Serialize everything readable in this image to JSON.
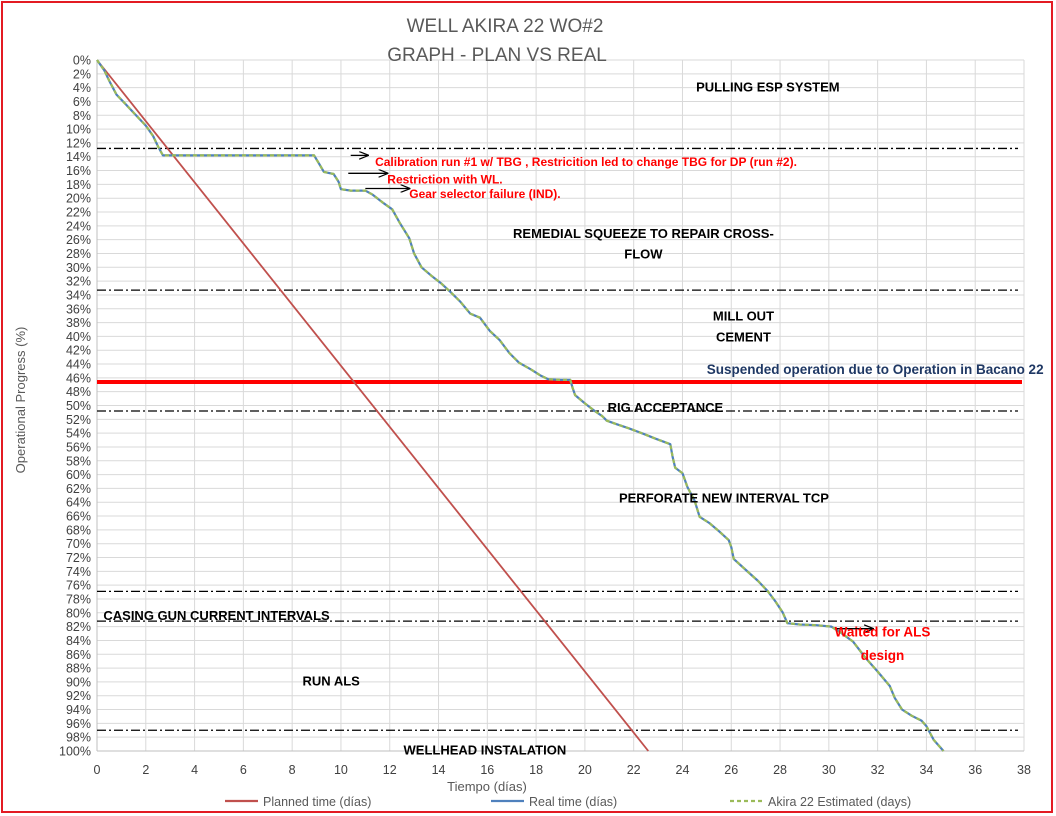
{
  "chart_data": {
    "type": "line",
    "title_line1": "WELL AKIRA 22 WO#2",
    "title_line2": "GRAPH  - PLAN VS REAL",
    "xlabel": "Tiempo (días)",
    "ylabel": "Operational Progress (%)",
    "xlim": [
      0,
      38
    ],
    "ylim": [
      0,
      100
    ],
    "y_reversed": true,
    "x_ticks": [
      0,
      2,
      4,
      6,
      8,
      10,
      12,
      14,
      16,
      18,
      20,
      22,
      24,
      26,
      28,
      30,
      32,
      34,
      36,
      38
    ],
    "y_ticks": [
      0,
      2,
      4,
      6,
      8,
      10,
      12,
      14,
      16,
      18,
      20,
      22,
      24,
      26,
      28,
      30,
      32,
      34,
      36,
      38,
      40,
      42,
      44,
      46,
      48,
      50,
      52,
      54,
      56,
      58,
      60,
      62,
      64,
      66,
      68,
      70,
      72,
      74,
      76,
      78,
      80,
      82,
      84,
      86,
      88,
      90,
      92,
      94,
      96,
      98,
      100
    ],
    "grid": true,
    "legend_position": "bottom",
    "series": [
      {
        "name": "Planned time (días)",
        "color": "#c0504d",
        "style": "solid",
        "points": [
          [
            0,
            0
          ],
          [
            22.6,
            100
          ]
        ]
      },
      {
        "name": "Real time (días)",
        "color": "#4f81bd",
        "style": "solid",
        "points": [
          [
            0,
            0
          ],
          [
            0.3,
            1.5
          ],
          [
            0.5,
            3
          ],
          [
            0.8,
            5
          ],
          [
            1.2,
            6.5
          ],
          [
            1.6,
            8
          ],
          [
            2.0,
            9.5
          ],
          [
            2.3,
            11
          ],
          [
            2.5,
            12.5
          ],
          [
            2.7,
            13.8
          ],
          [
            4,
            13.8
          ],
          [
            6,
            13.8
          ],
          [
            8,
            13.8
          ],
          [
            8.9,
            13.8
          ],
          [
            9.1,
            15
          ],
          [
            9.3,
            16.2
          ],
          [
            9.7,
            16.5
          ],
          [
            9.9,
            17.6
          ],
          [
            10.0,
            18.7
          ],
          [
            10.4,
            18.9
          ],
          [
            11.0,
            18.9
          ],
          [
            11.3,
            19.5
          ],
          [
            11.7,
            20.6
          ],
          [
            12.1,
            21.6
          ],
          [
            12.4,
            23.5
          ],
          [
            12.8,
            25.8
          ],
          [
            13.0,
            28.0
          ],
          [
            13.3,
            30.0
          ],
          [
            13.7,
            31.2
          ],
          [
            14.1,
            32.3
          ],
          [
            14.5,
            33.6
          ],
          [
            14.9,
            35.0
          ],
          [
            15.3,
            36.7
          ],
          [
            15.7,
            37.3
          ],
          [
            16.1,
            39.2
          ],
          [
            16.5,
            40.5
          ],
          [
            16.9,
            42.4
          ],
          [
            17.3,
            43.8
          ],
          [
            17.8,
            44.8
          ],
          [
            18.2,
            45.7
          ],
          [
            18.5,
            46.2
          ],
          [
            19.0,
            46.3
          ],
          [
            19.4,
            46.3
          ],
          [
            19.5,
            47.5
          ],
          [
            19.6,
            48.5
          ],
          [
            20.0,
            49.7
          ],
          [
            20.4,
            50.8
          ],
          [
            20.7,
            51.5
          ],
          [
            20.9,
            52.2
          ],
          [
            21.3,
            52.7
          ],
          [
            21.8,
            53.3
          ],
          [
            22.4,
            54.1
          ],
          [
            22.9,
            54.8
          ],
          [
            23.5,
            55.6
          ],
          [
            23.6,
            57.5
          ],
          [
            23.7,
            59.0
          ],
          [
            24.0,
            59.8
          ],
          [
            24.2,
            61.8
          ],
          [
            24.5,
            63.8
          ],
          [
            24.7,
            66.1
          ],
          [
            25.1,
            67.0
          ],
          [
            25.5,
            68.2
          ],
          [
            25.9,
            69.5
          ],
          [
            26.0,
            70.5
          ],
          [
            26.1,
            72.2
          ],
          [
            26.6,
            73.8
          ],
          [
            27.1,
            75.4
          ],
          [
            27.5,
            76.9
          ],
          [
            27.8,
            78.3
          ],
          [
            28.1,
            79.9
          ],
          [
            28.3,
            81.5
          ],
          [
            28.8,
            81.7
          ],
          [
            29.5,
            81.8
          ],
          [
            30.1,
            82.0
          ],
          [
            30.5,
            82.9
          ],
          [
            31.0,
            84.2
          ],
          [
            31.5,
            86.5
          ],
          [
            32.0,
            88.5
          ],
          [
            32.5,
            90.6
          ],
          [
            32.7,
            92.3
          ],
          [
            33.0,
            94.0
          ],
          [
            33.4,
            94.9
          ],
          [
            33.8,
            95.6
          ],
          [
            34.0,
            96.4
          ],
          [
            34.3,
            98.4
          ],
          [
            34.7,
            100
          ]
        ]
      },
      {
        "name": "Akira 22 Estimated (days)",
        "color": "#9bbb59",
        "style": "dashed",
        "points": [
          [
            0,
            0
          ],
          [
            0.3,
            1.5
          ],
          [
            0.5,
            3
          ],
          [
            0.8,
            5
          ],
          [
            1.2,
            6.5
          ],
          [
            1.6,
            8
          ],
          [
            2.0,
            9.5
          ],
          [
            2.3,
            11
          ],
          [
            2.5,
            12.5
          ],
          [
            2.7,
            13.8
          ],
          [
            4,
            13.8
          ],
          [
            6,
            13.8
          ],
          [
            8,
            13.8
          ],
          [
            8.9,
            13.8
          ],
          [
            9.1,
            15
          ],
          [
            9.3,
            16.2
          ],
          [
            9.7,
            16.5
          ],
          [
            9.9,
            17.6
          ],
          [
            10.0,
            18.7
          ],
          [
            10.4,
            18.9
          ],
          [
            11.0,
            18.9
          ],
          [
            11.3,
            19.5
          ],
          [
            11.7,
            20.6
          ],
          [
            12.1,
            21.6
          ],
          [
            12.4,
            23.5
          ],
          [
            12.8,
            25.8
          ],
          [
            13.0,
            28.0
          ],
          [
            13.3,
            30.0
          ],
          [
            13.7,
            31.2
          ],
          [
            14.1,
            32.3
          ],
          [
            14.5,
            33.6
          ],
          [
            14.9,
            35.0
          ],
          [
            15.3,
            36.7
          ],
          [
            15.7,
            37.3
          ],
          [
            16.1,
            39.2
          ],
          [
            16.5,
            40.5
          ],
          [
            16.9,
            42.4
          ],
          [
            17.3,
            43.8
          ],
          [
            17.8,
            44.8
          ],
          [
            18.2,
            45.7
          ],
          [
            18.5,
            46.2
          ],
          [
            19.0,
            46.3
          ],
          [
            19.4,
            46.3
          ],
          [
            19.5,
            47.5
          ],
          [
            19.6,
            48.5
          ],
          [
            20.0,
            49.7
          ],
          [
            20.4,
            50.8
          ],
          [
            20.7,
            51.5
          ],
          [
            20.9,
            52.2
          ],
          [
            21.3,
            52.7
          ],
          [
            21.8,
            53.3
          ],
          [
            22.4,
            54.1
          ],
          [
            22.9,
            54.8
          ],
          [
            23.5,
            55.6
          ],
          [
            23.6,
            57.5
          ],
          [
            23.7,
            59.0
          ],
          [
            24.0,
            59.8
          ],
          [
            24.2,
            61.8
          ],
          [
            24.5,
            63.8
          ],
          [
            24.7,
            66.1
          ],
          [
            25.1,
            67.0
          ],
          [
            25.5,
            68.2
          ],
          [
            25.9,
            69.5
          ],
          [
            26.0,
            70.5
          ],
          [
            26.1,
            72.2
          ],
          [
            26.6,
            73.8
          ],
          [
            27.1,
            75.4
          ],
          [
            27.5,
            76.9
          ],
          [
            27.8,
            78.3
          ],
          [
            28.1,
            79.9
          ],
          [
            28.3,
            81.5
          ],
          [
            28.8,
            81.7
          ],
          [
            29.5,
            81.8
          ],
          [
            30.1,
            82.0
          ],
          [
            30.5,
            82.9
          ],
          [
            31.0,
            84.2
          ],
          [
            31.5,
            86.5
          ],
          [
            32.0,
            88.5
          ],
          [
            32.5,
            90.6
          ],
          [
            32.7,
            92.3
          ],
          [
            33.0,
            94.0
          ],
          [
            33.4,
            94.9
          ],
          [
            33.8,
            95.6
          ],
          [
            34.0,
            96.4
          ],
          [
            34.3,
            98.4
          ],
          [
            34.7,
            100
          ]
        ]
      }
    ],
    "phase_boundaries_pct": [
      12.8,
      33.3,
      50.8,
      76.9,
      81.2,
      97.0
    ],
    "suspension_line_pct": 46.6,
    "phase_labels": [
      {
        "text": "PULLING ESP SYSTEM",
        "x_days": 27.5,
        "y_pct": 3.8
      },
      {
        "text": "REMEDIAL SQUEEZE TO REPAIR CROSS-",
        "x_days": 22.4,
        "y_pct": 25.0
      },
      {
        "text": "FLOW",
        "x_days": 22.4,
        "y_pct": 28.0
      },
      {
        "text": "MILL OUT",
        "x_days": 26.5,
        "y_pct": 37.0
      },
      {
        "text": "CEMENT",
        "x_days": 26.5,
        "y_pct": 40.0
      },
      {
        "text": "RIG ACCEPTANCE",
        "x_days": 23.3,
        "y_pct": 50.2
      },
      {
        "text": "PERFORATE NEW INTERVAL TCP",
        "x_days": 25.7,
        "y_pct": 63.3
      },
      {
        "text": "CASING GUN CURRENT INTERVALS",
        "x_days": 4.9,
        "y_pct": 80.3
      },
      {
        "text": "RUN ALS",
        "x_days": 9.6,
        "y_pct": 89.8
      },
      {
        "text": "WELLHEAD INSTALATION",
        "x_days": 15.9,
        "y_pct": 99.8
      }
    ],
    "annotations": [
      {
        "text": "Calibration run #1 w/ TBG , Restricition led to change TBG for DP (run #2).",
        "x_days": 11.4,
        "y_pct": 14.7,
        "color": "#ff0000",
        "arrow_from": [
          10.4,
          13.8
        ],
        "arrow_to": [
          11.1,
          13.8
        ]
      },
      {
        "text": "Restriction with WL.",
        "x_days": 11.9,
        "y_pct": 17.2,
        "color": "#ff0000",
        "arrow_from": [
          10.3,
          16.4
        ],
        "arrow_to": [
          11.9,
          16.4
        ]
      },
      {
        "text": "Gear selector failure (IND).",
        "x_days": 12.8,
        "y_pct": 19.3,
        "color": "#ff0000",
        "arrow_from": [
          11.0,
          18.6
        ],
        "arrow_to": [
          12.8,
          18.6
        ]
      },
      {
        "text": "Suspended operation due to Operation in Bacano 22",
        "x_days": 31.9,
        "y_pct": 44.8,
        "color": "#1f3864"
      },
      {
        "text": "Waited for ALS",
        "x_days": 32.2,
        "y_pct": 82.8,
        "color": "#ff0000",
        "arrow_from": [
          30.3,
          82.3
        ],
        "arrow_to": [
          31.8,
          82.3
        ]
      },
      {
        "text": "design",
        "x_days": 32.2,
        "y_pct": 86.2,
        "color": "#ff0000"
      }
    ]
  }
}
##############################
Pick out and copy the lines of the entries that hold the string "name".

        "name": "Planned time (días)",
        "name": "Real time (días)",
        "name": "Akira 22 Estimated (days)",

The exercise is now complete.